AIM OF THE EXERCISE :: Copy out each line exactly as it appears.
========================================
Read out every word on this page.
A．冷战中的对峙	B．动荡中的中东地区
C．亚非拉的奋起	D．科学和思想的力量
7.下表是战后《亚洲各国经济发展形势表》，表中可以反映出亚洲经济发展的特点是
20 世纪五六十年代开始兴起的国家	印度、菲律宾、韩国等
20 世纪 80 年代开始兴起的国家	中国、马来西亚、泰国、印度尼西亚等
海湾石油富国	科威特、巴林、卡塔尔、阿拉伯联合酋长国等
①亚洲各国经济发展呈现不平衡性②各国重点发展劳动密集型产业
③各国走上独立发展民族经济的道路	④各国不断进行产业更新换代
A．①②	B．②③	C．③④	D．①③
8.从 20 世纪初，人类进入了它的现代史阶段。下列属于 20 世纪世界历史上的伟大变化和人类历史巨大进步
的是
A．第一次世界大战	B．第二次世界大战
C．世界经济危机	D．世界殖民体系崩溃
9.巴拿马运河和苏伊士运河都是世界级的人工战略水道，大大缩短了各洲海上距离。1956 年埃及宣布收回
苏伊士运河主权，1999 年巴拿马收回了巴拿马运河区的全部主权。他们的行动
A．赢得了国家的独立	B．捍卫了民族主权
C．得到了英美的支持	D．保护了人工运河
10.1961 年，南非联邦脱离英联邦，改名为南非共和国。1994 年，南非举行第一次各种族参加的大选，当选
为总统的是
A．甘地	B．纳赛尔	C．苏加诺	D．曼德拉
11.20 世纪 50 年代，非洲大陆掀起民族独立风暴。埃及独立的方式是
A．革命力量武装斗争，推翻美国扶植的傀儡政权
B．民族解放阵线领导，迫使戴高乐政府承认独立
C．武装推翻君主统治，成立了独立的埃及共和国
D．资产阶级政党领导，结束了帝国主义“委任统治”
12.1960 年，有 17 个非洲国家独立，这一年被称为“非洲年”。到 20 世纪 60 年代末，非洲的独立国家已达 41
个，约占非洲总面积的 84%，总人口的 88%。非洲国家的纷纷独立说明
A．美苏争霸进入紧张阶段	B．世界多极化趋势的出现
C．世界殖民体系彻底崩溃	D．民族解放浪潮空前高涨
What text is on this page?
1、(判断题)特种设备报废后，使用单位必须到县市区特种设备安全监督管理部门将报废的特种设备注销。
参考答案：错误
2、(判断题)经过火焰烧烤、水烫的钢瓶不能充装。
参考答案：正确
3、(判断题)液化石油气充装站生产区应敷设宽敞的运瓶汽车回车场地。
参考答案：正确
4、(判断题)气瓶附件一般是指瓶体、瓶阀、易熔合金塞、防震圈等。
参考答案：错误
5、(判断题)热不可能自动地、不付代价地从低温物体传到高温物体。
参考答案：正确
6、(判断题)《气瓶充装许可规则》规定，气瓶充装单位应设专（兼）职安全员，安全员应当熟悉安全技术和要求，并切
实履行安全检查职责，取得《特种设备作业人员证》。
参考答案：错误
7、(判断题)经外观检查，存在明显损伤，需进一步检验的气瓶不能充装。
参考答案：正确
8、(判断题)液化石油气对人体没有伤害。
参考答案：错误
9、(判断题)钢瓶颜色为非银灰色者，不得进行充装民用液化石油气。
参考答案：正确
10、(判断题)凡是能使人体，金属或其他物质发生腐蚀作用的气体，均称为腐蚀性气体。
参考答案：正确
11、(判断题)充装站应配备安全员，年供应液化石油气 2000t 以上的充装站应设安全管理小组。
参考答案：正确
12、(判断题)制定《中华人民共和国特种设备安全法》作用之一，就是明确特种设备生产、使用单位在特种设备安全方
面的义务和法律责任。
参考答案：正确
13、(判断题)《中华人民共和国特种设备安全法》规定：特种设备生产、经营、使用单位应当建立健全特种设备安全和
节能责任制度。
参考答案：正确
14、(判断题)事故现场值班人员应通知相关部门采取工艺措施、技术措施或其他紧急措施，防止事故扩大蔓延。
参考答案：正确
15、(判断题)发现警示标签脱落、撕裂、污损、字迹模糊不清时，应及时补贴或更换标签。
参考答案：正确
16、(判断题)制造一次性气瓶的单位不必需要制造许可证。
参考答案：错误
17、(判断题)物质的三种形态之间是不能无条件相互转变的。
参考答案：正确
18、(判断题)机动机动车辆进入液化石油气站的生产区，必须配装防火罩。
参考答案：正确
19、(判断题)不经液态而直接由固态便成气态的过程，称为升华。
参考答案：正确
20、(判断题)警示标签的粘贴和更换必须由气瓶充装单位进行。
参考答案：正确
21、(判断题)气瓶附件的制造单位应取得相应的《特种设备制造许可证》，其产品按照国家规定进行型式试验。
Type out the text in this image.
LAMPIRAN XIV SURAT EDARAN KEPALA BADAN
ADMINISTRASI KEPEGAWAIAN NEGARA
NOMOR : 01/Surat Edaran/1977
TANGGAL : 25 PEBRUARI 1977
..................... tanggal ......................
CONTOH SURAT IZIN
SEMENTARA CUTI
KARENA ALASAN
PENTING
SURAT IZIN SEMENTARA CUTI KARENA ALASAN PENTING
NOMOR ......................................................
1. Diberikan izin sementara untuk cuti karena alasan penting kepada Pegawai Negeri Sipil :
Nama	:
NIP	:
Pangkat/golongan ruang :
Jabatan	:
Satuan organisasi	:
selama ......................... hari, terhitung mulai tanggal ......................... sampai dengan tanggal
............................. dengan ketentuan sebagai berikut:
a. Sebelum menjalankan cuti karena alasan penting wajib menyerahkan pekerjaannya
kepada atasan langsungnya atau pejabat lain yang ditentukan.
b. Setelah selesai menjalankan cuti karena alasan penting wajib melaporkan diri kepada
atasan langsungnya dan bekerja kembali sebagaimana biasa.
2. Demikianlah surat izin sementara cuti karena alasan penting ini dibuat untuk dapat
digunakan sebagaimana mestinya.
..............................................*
========================================
TASK SOLUTION ::
Read out every word on this page.
A．冷战中的对峙	B．动荡中的中东地区
C．亚非拉的奋起	D．科学和思想的力量
7.下表是战后《亚洲各国经济发展形势表》，表中可以反映出亚洲经济发展的特点是
20 世纪五六十年代开始兴起的国家	印度、菲律宾、韩国等
20 世纪 80 年代开始兴起的国家	中国、马来西亚、泰国、印度尼西亚等
海湾石油富国	科威特、巴林、卡塔尔、阿拉伯联合酋长国等
①亚洲各国经济发展呈现不平衡性②各国重点发展劳动密集型产业
③各国走上独立发展民族经济的道路	④各国不断进行产业更新换代
A．①②	B．②③	C．③④	D．①③
8.从 20 世纪初，人类进入了它的现代史阶段。下列属于 20 世纪世界历史上的伟大变化和人类历史巨大进步
的是
A．第一次世界大战	B．第二次世界大战
C．世界经济危机	D．世界殖民体系崩溃
9.巴拿马运河和苏伊士运河都是世界级的人工战略水道，大大缩短了各洲海上距离。1956 年埃及宣布收回
苏伊士运河主权，1999 年巴拿马收回了巴拿马运河区的全部主权。他们的行动
A．赢得了国家的独立	B．捍卫了民族主权
C．得到了英美的支持	D．保护了人工运河
10.1961 年，南非联邦脱离英联邦，改名为南非共和国。1994 年，南非举行第一次各种族参加的大选，当选
为总统的是
A．甘地	B．纳赛尔	C．苏加诺	D．曼德拉
11.20 世纪 50 年代，非洲大陆掀起民族独立风暴。埃及独立的方式是
A．革命力量武装斗争，推翻美国扶植的傀儡政权
B．民族解放阵线领导，迫使戴高乐政府承认独立
C．武装推翻君主统治，成立了独立的埃及共和国
D．资产阶级政党领导，结束了帝国主义“委任统治”
12.1960 年，有 17 个非洲国家独立，这一年被称为“非洲年”。到 20 世纪 60 年代末，非洲的独立国家已达 41
个，约占非洲总面积的 84%，总人口的 88%。非洲国家的纷纷独立说明
A．美苏争霸进入紧张阶段	B．世界多极化趋势的出现
C．世界殖民体系彻底崩溃	D．民族解放浪潮空前高涨
What text is on this page?
1、(判断题)特种设备报废后，使用单位必须到县市区特种设备安全监督管理部门将报废的特种设备注销。
参考答案：错误
2、(判断题)经过火焰烧烤、水烫的钢瓶不能充装。
参考答案：正确
3、(判断题)液化石油气充装站生产区应敷设宽敞的运瓶汽车回车场地。
参考答案：正确
4、(判断题)气瓶附件一般是指瓶体、瓶阀、易熔合金塞、防震圈等。
参考答案：错误
5、(判断题)热不可能自动地、不付代价地从低温物体传到高温物体。
参考答案：正确
6、(判断题)《气瓶充装许可规则》规定，气瓶充装单位应设专（兼）职安全员，安全员应当熟悉安全技术和要求，并切
实履行安全检查职责，取得《特种设备作业人员证》。
参考答案：错误
7、(判断题)经外观检查，存在明显损伤，需进一步检验的气瓶不能充装。
参考答案：正确
8、(判断题)液化石油气对人体没有伤害。
参考答案：错误
9、(判断题)钢瓶颜色为非银灰色者，不得进行充装民用液化石油气。
参考答案：正确
10、(判断题)凡是能使人体，金属或其他物质发生腐蚀作用的气体，均称为腐蚀性气体。
参考答案：正确
11、(判断题)充装站应配备安全员，年供应液化石油气 2000t 以上的充装站应设安全管理小组。
参考答案：正确
12、(判断题)制定《中华人民共和国特种设备安全法》作用之一，就是明确特种设备生产、使用单位在特种设备安全方
面的义务和法律责任。
参考答案：正确
13、(判断题)《中华人民共和国特种设备安全法》规定：特种设备生产、经营、使用单位应当建立健全特种设备安全和
节能责任制度。
参考答案：正确
14、(判断题)事故现场值班人员应通知相关部门采取工艺措施、技术措施或其他紧急措施，防止事故扩大蔓延。
参考答案：正确
15、(判断题)发现警示标签脱落、撕裂、污损、字迹模糊不清时，应及时补贴或更换标签。
参考答案：正确
16、(判断题)制造一次性气瓶的单位不必需要制造许可证。
参考答案：错误
17、(判断题)物质的三种形态之间是不能无条件相互转变的。
参考答案：正确
18、(判断题)机动机动车辆进入液化石油气站的生产区，必须配装防火罩。
参考答案：正确
19、(判断题)不经液态而直接由固态便成气态的过程，称为升华。
参考答案：正确
20、(判断题)警示标签的粘贴和更换必须由气瓶充装单位进行。
参考答案：正确
21、(判断题)气瓶附件的制造单位应取得相应的《特种设备制造许可证》，其产品按照国家规定进行型式试验。
Type out the text in this image.
LAMPIRAN XIV SURAT EDARAN KEPALA BADAN
ADMINISTRASI KEPEGAWAIAN NEGARA
NOMOR : 01/Surat Edaran/1977
TANGGAL : 25 PEBRUARI 1977
..................... tanggal ......................
CONTOH SURAT IZIN
SEMENTARA CUTI
KARENA ALASAN
PENTING
SURAT IZIN SEMENTARA CUTI KARENA ALASAN PENTING
NOMOR ......................................................
1. Diberikan izin sementara untuk cuti karena alasan penting kepada Pegawai Negeri Sipil :
Nama	:
NIP	:
Pangkat/golongan ruang :
Jabatan	:
Satuan organisasi	:
selama ......................... hari, terhitung mulai tanggal ......................... sampai dengan tanggal
............................. dengan ketentuan sebagai berikut:
a. Sebelum menjalankan cuti karena alasan penting wajib menyerahkan pekerjaannya
kepada atasan langsungnya atau pejabat lain yang ditentukan.
b. Setelah selesai menjalankan cuti karena alasan penting wajib melaporkan diri kepada
atasan langsungnya dan bekerja kembali sebagaimana biasa.
2. Demikianlah surat izin sementara cuti karena alasan penting ini dibuat untuk dapat
digunakan sebagaimana mestinya.
..............................................*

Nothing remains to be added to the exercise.